== Input rows ==
◆ ◆ ◆ ◆ ◆

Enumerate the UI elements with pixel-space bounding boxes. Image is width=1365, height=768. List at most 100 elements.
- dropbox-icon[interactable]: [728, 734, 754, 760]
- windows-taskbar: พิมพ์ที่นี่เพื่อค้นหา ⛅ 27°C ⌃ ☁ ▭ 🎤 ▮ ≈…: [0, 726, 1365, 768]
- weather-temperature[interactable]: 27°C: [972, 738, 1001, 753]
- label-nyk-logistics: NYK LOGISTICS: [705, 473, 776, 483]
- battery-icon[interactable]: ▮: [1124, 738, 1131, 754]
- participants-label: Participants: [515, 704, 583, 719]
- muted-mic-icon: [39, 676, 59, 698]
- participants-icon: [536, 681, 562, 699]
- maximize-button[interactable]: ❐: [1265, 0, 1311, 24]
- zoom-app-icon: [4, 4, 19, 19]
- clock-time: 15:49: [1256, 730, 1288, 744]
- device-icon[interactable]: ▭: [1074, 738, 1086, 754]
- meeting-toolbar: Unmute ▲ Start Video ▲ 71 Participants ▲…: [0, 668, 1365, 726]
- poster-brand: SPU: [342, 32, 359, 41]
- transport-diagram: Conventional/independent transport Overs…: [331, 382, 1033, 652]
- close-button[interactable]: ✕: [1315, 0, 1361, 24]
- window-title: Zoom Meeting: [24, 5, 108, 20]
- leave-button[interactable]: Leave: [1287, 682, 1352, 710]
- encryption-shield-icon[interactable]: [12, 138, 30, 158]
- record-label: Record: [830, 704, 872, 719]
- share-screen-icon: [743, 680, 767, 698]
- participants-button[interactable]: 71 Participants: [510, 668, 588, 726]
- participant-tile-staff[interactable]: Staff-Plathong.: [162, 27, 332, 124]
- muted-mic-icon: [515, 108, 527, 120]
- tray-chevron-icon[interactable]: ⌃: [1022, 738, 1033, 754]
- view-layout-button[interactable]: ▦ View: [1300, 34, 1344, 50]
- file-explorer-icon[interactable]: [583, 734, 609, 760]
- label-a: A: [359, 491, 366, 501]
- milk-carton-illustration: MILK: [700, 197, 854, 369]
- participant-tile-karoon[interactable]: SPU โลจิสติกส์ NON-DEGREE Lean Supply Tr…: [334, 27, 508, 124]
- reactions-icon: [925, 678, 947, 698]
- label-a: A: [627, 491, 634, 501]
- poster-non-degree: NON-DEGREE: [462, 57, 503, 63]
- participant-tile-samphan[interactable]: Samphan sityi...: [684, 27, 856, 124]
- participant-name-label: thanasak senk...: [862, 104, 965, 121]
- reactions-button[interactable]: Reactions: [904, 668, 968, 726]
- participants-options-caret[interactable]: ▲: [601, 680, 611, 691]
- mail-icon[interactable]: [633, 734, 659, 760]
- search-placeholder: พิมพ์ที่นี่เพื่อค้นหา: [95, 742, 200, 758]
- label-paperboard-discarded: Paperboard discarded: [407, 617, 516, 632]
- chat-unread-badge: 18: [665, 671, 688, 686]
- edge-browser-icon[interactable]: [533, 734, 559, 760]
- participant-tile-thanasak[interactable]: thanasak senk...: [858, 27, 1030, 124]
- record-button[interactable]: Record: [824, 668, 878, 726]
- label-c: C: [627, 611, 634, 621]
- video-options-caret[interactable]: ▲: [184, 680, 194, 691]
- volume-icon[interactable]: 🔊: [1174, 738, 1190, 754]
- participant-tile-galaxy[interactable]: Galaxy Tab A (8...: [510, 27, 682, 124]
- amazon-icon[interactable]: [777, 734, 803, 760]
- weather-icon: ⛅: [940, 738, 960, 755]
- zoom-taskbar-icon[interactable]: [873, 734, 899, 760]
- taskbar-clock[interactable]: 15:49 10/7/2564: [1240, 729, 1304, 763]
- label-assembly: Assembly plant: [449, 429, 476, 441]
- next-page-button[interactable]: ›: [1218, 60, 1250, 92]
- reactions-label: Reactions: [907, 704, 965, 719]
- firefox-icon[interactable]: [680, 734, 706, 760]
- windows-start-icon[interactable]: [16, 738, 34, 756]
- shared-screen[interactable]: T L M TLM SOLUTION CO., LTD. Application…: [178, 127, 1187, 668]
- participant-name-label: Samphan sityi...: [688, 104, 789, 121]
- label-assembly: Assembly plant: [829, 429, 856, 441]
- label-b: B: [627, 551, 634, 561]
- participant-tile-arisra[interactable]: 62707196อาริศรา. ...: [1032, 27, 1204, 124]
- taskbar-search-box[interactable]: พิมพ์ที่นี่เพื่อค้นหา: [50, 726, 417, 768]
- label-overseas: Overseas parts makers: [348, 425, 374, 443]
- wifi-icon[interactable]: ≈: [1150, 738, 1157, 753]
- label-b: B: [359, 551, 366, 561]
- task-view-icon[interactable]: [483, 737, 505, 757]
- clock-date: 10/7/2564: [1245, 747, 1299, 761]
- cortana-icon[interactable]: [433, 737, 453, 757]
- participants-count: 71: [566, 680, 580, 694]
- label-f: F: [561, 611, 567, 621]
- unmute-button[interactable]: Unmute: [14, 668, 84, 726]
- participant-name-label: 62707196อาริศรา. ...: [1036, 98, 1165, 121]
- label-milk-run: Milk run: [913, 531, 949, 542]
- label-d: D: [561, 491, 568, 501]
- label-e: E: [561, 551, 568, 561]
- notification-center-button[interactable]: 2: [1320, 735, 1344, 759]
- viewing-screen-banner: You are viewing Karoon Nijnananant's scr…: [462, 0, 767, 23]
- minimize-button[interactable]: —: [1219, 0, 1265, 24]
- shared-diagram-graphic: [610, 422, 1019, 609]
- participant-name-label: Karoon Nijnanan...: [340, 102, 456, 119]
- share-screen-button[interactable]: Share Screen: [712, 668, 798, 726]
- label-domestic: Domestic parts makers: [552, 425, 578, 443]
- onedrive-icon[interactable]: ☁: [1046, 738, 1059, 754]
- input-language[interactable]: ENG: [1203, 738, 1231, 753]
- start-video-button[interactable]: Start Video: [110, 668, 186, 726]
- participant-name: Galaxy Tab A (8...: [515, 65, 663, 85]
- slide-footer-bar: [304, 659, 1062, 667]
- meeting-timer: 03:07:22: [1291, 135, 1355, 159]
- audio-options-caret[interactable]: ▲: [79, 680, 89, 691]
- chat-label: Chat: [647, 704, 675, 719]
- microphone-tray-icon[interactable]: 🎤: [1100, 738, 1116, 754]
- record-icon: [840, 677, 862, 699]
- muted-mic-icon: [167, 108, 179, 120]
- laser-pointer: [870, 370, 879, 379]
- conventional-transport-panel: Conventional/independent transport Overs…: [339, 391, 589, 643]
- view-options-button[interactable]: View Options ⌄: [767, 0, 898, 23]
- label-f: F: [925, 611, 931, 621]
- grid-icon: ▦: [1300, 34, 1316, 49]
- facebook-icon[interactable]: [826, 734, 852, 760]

◆ ◆ ◆ ◆ ◆

== Exercise objective ==
Output the lines above unchanged, from the first to the last.

== Worked answer ==
Enumerate the UI elements with pixel-space bounding boxes. Image is width=1365, height=768. List at most 100 elements.
- dropbox-icon[interactable]: [728, 734, 754, 760]
- windows-taskbar: พิมพ์ที่นี่เพื่อค้นหา ⛅ 27°C ⌃ ☁ ▭ 🎤 ▮ ≈…: [0, 726, 1365, 768]
- weather-temperature[interactable]: 27°C: [972, 738, 1001, 753]
- label-nyk-logistics: NYK LOGISTICS: [705, 473, 776, 483]
- battery-icon[interactable]: ▮: [1124, 738, 1131, 754]
- participants-label: Participants: [515, 704, 583, 719]
- muted-mic-icon: [39, 676, 59, 698]
- participants-icon: [536, 681, 562, 699]
- maximize-button[interactable]: ❐: [1265, 0, 1311, 24]
- zoom-app-icon: [4, 4, 19, 19]
- clock-time: 15:49: [1256, 730, 1288, 744]
- device-icon[interactable]: ▭: [1074, 738, 1086, 754]
- meeting-toolbar: Unmute ▲ Start Video ▲ 71 Participants ▲…: [0, 668, 1365, 726]
- poster-brand: SPU: [342, 32, 359, 41]
- transport-diagram: Conventional/independent transport Overs…: [331, 382, 1033, 652]
- close-button[interactable]: ✕: [1315, 0, 1361, 24]
- window-title: Zoom Meeting: [24, 5, 108, 20]
- leave-button[interactable]: Leave: [1287, 682, 1352, 710]
- encryption-shield-icon[interactable]: [12, 138, 30, 158]
- record-label: Record: [830, 704, 872, 719]
- share-screen-icon: [743, 680, 767, 698]
- participants-button[interactable]: 71 Participants: [510, 668, 588, 726]
- participant-tile-staff[interactable]: Staff-Plathong.: [162, 27, 332, 124]
- muted-mic-icon: [515, 108, 527, 120]
- tray-chevron-icon[interactable]: ⌃: [1022, 738, 1033, 754]
- view-layout-button[interactable]: ▦ View: [1300, 34, 1344, 50]
- file-explorer-icon[interactable]: [583, 734, 609, 760]
- label-a: A: [359, 491, 366, 501]
- milk-carton-illustration: MILK: [700, 197, 854, 369]
- participant-tile-karoon[interactable]: SPU โลจิสติกส์ NON-DEGREE Lean Supply Tr…: [334, 27, 508, 124]
- reactions-icon: [925, 678, 947, 698]
- label-a: A: [627, 491, 634, 501]
- poster-non-degree: NON-DEGREE: [462, 57, 503, 63]
- participant-tile-samphan[interactable]: Samphan sityi...: [684, 27, 856, 124]
- participant-name-label: thanasak senk...: [862, 104, 965, 121]
- reactions-button[interactable]: Reactions: [904, 668, 968, 726]
- participants-options-caret[interactable]: ▲: [601, 680, 611, 691]
- mail-icon[interactable]: [633, 734, 659, 760]
- search-placeholder: พิมพ์ที่นี่เพื่อค้นหา: [95, 742, 200, 758]
- label-paperboard-discarded: Paperboard discarded: [407, 617, 516, 632]
- chat-unread-badge: 18: [665, 671, 688, 686]
- edge-browser-icon[interactable]: [533, 734, 559, 760]
- participant-tile-thanasak[interactable]: thanasak senk...: [858, 27, 1030, 124]
- record-button[interactable]: Record: [824, 668, 878, 726]
- label-c: C: [627, 611, 634, 621]
- video-options-caret[interactable]: ▲: [184, 680, 194, 691]
- volume-icon[interactable]: 🔊: [1174, 738, 1190, 754]
- participant-tile-galaxy[interactable]: Galaxy Tab A (8...: [510, 27, 682, 124]
- amazon-icon[interactable]: [777, 734, 803, 760]
- weather-icon: ⛅: [940, 738, 960, 755]
- zoom-taskbar-icon[interactable]: [873, 734, 899, 760]
- taskbar-clock[interactable]: 15:49 10/7/2564: [1240, 729, 1304, 763]
- label-assembly: Assembly plant: [449, 429, 476, 441]
- next-page-button[interactable]: ›: [1218, 60, 1250, 92]
- reactions-label: Reactions: [907, 704, 965, 719]
- firefox-icon[interactable]: [680, 734, 706, 760]
- windows-start-icon[interactable]: [16, 738, 34, 756]
- shared-screen[interactable]: T L M TLM SOLUTION CO., LTD. Application…: [178, 127, 1187, 668]
- participant-name-label: Samphan sityi...: [688, 104, 789, 121]
- label-assembly: Assembly plant: [829, 429, 856, 441]
- label-b: B: [627, 551, 634, 561]
- participant-tile-arisra[interactable]: 62707196อาริศรา. ...: [1032, 27, 1204, 124]
- taskbar-search-box[interactable]: พิมพ์ที่นี่เพื่อค้นหา: [50, 726, 417, 768]
- label-overseas: Overseas parts makers: [348, 425, 374, 443]
- wifi-icon[interactable]: ≈: [1150, 738, 1157, 753]
- label-b: B: [359, 551, 366, 561]
- task-view-icon[interactable]: [483, 737, 505, 757]
- clock-date: 10/7/2564: [1245, 747, 1299, 761]
- cortana-icon[interactable]: [433, 737, 453, 757]
- participants-count: 71: [566, 680, 580, 694]
- label-f: F: [561, 611, 567, 621]
- unmute-button[interactable]: Unmute: [14, 668, 84, 726]
- participant-name-label: 62707196อาริศรา. ...: [1036, 98, 1165, 121]
- label-milk-run: Milk run: [913, 531, 949, 542]
- label-d: D: [561, 491, 568, 501]
- label-e: E: [561, 551, 568, 561]
- notification-center-button[interactable]: 2: [1320, 735, 1344, 759]
- viewing-screen-banner: You are viewing Karoon Nijnananant's scr…: [462, 0, 767, 23]
- minimize-button[interactable]: —: [1219, 0, 1265, 24]
- shared-diagram-graphic: [610, 422, 1019, 609]
- participant-name-label: Karoon Nijnanan...: [340, 102, 456, 119]
- share-screen-button[interactable]: Share Screen: [712, 668, 798, 726]
- label-domestic: Domestic parts makers: [552, 425, 578, 443]
- onedrive-icon[interactable]: ☁: [1046, 738, 1059, 754]
- input-language[interactable]: ENG: [1203, 738, 1231, 753]
- start-video-button[interactable]: Start Video: [110, 668, 186, 726]
- participant-name: Galaxy Tab A (8...: [515, 65, 663, 85]
- slide-footer-bar: [304, 659, 1062, 667]
- meeting-timer: 03:07:22: [1291, 135, 1355, 159]
- audio-options-caret[interactable]: ▲: [79, 680, 89, 691]
- chat-label: Chat: [647, 704, 675, 719]
- microphone-tray-icon[interactable]: 🎤: [1100, 738, 1116, 754]
- record-icon: [840, 677, 862, 699]
- muted-mic-icon: [167, 108, 179, 120]
- laser-pointer: [870, 370, 879, 379]
- conventional-transport-panel: Conventional/independent transport Overs…: [339, 391, 589, 643]
- view-options-button[interactable]: View Options ⌄: [767, 0, 898, 23]
- label-f: F: [925, 611, 931, 621]
- grid-icon: ▦: [1300, 34, 1316, 49]
- facebook-icon[interactable]: [826, 734, 852, 760]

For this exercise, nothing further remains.